━━ Listed records ━━

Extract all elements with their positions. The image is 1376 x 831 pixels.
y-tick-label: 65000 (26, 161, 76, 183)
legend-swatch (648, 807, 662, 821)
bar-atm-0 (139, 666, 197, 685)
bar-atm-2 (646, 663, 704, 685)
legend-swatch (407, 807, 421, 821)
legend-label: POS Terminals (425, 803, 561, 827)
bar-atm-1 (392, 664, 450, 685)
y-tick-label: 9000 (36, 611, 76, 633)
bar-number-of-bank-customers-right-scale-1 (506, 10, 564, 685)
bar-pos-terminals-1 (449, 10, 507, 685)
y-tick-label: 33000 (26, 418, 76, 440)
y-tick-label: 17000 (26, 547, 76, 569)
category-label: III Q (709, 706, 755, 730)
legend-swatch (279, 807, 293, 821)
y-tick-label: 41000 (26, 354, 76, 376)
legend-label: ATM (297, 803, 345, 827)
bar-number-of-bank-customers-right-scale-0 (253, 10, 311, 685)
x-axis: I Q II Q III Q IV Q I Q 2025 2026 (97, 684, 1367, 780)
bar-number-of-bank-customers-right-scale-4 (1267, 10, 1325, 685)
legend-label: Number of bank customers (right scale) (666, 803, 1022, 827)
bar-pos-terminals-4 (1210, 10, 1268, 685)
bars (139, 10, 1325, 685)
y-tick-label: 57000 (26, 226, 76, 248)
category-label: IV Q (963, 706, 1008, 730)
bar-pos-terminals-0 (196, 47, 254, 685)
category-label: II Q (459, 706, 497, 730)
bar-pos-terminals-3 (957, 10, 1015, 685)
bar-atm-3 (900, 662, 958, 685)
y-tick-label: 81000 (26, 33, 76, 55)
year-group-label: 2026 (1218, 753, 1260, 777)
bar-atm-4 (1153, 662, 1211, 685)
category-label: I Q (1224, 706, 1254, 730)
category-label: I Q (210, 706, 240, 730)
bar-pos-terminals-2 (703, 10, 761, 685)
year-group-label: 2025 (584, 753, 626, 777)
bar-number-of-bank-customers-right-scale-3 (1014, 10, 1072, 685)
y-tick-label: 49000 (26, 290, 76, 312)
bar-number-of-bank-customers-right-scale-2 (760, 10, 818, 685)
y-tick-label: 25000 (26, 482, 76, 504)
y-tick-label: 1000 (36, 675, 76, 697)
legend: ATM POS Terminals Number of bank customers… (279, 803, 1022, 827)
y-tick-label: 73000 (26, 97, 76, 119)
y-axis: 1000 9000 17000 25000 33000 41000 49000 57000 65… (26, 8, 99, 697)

━━━

Exercise task: Can you rewrite the data above, replacing each "legend-swatch" with "legend-key" and leaving everything else unchanged?

Full output:
Extract all elements with their positions. The image is 1376 x 831 pixels.
y-tick-label: 65000 (26, 161, 76, 183)
legend-key (648, 807, 662, 821)
bar-atm-0 (139, 666, 197, 685)
bar-atm-2 (646, 663, 704, 685)
legend-key (407, 807, 421, 821)
legend-label: POS Terminals (425, 803, 561, 827)
bar-atm-1 (392, 664, 450, 685)
y-tick-label: 9000 (36, 611, 76, 633)
bar-number-of-bank-customers-right-scale-1 (506, 10, 564, 685)
bar-pos-terminals-1 (449, 10, 507, 685)
y-tick-label: 33000 (26, 418, 76, 440)
y-tick-label: 17000 (26, 547, 76, 569)
category-label: III Q (709, 706, 755, 730)
legend-key (279, 807, 293, 821)
y-tick-label: 41000 (26, 354, 76, 376)
legend-label: ATM (297, 803, 345, 827)
bar-number-of-bank-customers-right-scale-0 (253, 10, 311, 685)
x-axis: I Q II Q III Q IV Q I Q 2025 2026 (97, 684, 1367, 780)
bar-number-of-bank-customers-right-scale-4 (1267, 10, 1325, 685)
legend-label: Number of bank customers (right scale) (666, 803, 1022, 827)
bar-pos-terminals-4 (1210, 10, 1268, 685)
bars (139, 10, 1325, 685)
y-tick-label: 57000 (26, 226, 76, 248)
category-label: IV Q (963, 706, 1008, 730)
bar-pos-terminals-0 (196, 47, 254, 685)
category-label: II Q (459, 706, 497, 730)
bar-pos-terminals-3 (957, 10, 1015, 685)
bar-atm-3 (900, 662, 958, 685)
y-tick-label: 81000 (26, 33, 76, 55)
year-group-label: 2026 (1218, 753, 1260, 777)
bar-atm-4 (1153, 662, 1211, 685)
category-label: I Q (1224, 706, 1254, 730)
category-label: I Q (210, 706, 240, 730)
bar-pos-terminals-2 (703, 10, 761, 685)
year-group-label: 2025 (584, 753, 626, 777)
bar-number-of-bank-customers-right-scale-3 (1014, 10, 1072, 685)
y-tick-label: 49000 (26, 290, 76, 312)
bar-number-of-bank-customers-right-scale-2 (760, 10, 818, 685)
y-tick-label: 25000 (26, 482, 76, 504)
y-tick-label: 1000 (36, 675, 76, 697)
legend: ATM POS Terminals Number of bank customers… (279, 803, 1022, 827)
y-tick-label: 73000 (26, 97, 76, 119)
y-axis: 1000 9000 17000 25000 33000 41000 49000 57000 65… (26, 8, 99, 697)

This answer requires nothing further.